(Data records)
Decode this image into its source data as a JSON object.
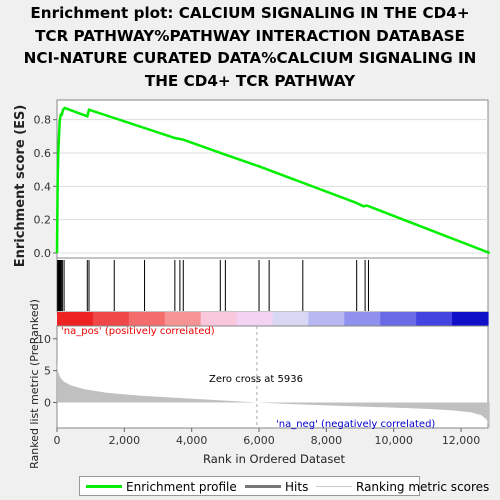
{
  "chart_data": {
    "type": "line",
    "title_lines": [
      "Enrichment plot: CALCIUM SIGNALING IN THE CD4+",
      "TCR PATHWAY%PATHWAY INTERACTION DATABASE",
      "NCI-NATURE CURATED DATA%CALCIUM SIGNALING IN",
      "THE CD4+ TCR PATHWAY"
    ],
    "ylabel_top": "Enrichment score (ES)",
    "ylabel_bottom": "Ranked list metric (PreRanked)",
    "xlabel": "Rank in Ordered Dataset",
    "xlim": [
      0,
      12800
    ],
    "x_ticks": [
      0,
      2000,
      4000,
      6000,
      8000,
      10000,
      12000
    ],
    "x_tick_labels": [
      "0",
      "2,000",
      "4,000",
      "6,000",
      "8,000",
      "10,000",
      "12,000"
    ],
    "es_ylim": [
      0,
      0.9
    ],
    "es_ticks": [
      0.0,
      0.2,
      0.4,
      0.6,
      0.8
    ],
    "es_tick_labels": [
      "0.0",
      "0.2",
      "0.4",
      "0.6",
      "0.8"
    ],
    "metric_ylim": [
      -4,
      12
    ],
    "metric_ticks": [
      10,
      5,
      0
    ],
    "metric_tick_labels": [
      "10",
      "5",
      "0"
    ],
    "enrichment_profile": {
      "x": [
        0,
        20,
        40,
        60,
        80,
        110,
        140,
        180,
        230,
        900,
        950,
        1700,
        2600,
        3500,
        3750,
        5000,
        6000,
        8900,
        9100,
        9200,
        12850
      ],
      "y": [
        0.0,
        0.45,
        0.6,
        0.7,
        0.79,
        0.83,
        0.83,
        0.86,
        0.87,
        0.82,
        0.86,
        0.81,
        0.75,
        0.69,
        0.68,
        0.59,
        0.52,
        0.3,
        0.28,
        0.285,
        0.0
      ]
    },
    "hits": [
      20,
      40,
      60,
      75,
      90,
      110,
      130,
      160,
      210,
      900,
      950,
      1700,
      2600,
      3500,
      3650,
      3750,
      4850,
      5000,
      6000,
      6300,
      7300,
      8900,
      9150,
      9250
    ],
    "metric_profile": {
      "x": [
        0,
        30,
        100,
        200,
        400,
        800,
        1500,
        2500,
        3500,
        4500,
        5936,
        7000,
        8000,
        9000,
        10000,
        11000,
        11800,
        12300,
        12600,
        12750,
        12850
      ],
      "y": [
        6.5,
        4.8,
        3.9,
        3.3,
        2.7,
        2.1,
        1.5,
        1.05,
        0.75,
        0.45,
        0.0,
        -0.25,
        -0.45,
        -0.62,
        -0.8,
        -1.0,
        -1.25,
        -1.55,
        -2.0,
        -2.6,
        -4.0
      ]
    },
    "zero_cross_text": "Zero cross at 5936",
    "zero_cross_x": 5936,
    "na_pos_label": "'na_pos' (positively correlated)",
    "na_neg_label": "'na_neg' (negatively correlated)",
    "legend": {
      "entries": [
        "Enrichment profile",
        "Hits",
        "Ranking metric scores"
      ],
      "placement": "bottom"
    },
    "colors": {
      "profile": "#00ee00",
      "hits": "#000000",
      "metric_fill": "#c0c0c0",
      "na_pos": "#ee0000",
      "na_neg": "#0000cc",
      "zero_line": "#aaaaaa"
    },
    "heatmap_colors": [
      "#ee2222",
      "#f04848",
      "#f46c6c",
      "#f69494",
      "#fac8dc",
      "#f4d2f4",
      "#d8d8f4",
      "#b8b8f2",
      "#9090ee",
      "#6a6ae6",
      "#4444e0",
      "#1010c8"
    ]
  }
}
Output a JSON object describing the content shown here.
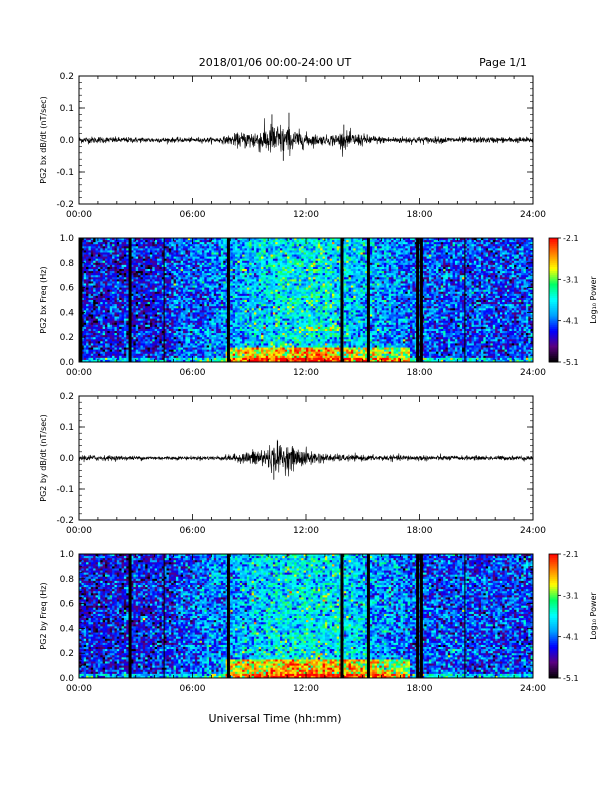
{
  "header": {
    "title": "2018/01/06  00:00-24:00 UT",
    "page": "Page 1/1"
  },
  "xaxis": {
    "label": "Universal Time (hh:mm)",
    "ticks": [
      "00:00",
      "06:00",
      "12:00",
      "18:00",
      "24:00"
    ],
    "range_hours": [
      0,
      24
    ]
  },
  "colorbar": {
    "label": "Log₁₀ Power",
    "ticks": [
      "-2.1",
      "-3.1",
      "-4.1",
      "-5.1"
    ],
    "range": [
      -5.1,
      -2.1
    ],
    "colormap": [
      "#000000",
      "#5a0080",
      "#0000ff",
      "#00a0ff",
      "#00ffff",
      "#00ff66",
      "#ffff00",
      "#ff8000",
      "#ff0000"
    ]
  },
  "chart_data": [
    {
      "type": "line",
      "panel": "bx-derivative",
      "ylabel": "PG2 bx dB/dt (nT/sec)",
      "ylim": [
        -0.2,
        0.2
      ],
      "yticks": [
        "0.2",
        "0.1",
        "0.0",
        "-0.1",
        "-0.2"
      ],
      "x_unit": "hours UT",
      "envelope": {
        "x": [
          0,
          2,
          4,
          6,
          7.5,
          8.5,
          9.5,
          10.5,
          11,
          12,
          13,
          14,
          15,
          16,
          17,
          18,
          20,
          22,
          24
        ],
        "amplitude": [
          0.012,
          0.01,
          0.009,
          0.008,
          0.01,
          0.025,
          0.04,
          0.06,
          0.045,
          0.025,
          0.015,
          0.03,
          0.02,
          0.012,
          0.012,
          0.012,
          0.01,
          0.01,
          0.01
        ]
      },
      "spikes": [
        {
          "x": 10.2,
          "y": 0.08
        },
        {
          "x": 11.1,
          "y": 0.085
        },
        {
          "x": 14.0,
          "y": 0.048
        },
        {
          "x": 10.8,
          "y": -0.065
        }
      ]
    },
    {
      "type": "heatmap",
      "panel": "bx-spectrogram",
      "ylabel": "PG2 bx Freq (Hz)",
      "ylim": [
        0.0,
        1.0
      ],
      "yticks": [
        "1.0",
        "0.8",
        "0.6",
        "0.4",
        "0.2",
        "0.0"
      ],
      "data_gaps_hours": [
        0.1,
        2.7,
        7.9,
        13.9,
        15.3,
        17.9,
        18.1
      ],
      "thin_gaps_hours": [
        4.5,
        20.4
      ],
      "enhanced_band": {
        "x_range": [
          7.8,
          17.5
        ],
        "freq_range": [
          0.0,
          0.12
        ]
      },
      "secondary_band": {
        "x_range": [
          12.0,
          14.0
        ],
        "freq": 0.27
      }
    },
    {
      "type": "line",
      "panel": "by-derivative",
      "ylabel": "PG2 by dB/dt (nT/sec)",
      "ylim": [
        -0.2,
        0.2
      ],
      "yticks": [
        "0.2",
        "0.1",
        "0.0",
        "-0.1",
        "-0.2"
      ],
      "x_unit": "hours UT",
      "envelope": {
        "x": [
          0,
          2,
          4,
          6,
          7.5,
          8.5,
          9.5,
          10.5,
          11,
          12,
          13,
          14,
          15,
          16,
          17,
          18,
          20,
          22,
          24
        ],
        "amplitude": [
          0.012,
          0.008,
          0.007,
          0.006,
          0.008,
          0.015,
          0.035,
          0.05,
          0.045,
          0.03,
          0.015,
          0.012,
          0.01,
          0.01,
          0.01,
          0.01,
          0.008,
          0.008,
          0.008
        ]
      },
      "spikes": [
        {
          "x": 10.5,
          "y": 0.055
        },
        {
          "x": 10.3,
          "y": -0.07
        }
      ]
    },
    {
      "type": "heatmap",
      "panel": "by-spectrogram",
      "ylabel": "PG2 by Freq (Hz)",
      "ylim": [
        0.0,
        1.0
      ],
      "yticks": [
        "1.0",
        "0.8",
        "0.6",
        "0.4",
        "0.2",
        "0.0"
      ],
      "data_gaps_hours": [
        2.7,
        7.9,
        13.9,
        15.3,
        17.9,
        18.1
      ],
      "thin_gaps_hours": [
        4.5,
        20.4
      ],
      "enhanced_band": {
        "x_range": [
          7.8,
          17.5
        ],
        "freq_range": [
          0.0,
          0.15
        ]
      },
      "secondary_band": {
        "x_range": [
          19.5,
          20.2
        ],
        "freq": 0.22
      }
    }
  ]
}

TASK TO COMPLETE
Go through the entries above and copy every line containing "CALCIUM".

THE REPLY
      "Enrichment plot: CALCIUM SIGNALING IN THE CD4+",
      "NCI-NATURE CURATED DATA%CALCIUM SIGNALING IN",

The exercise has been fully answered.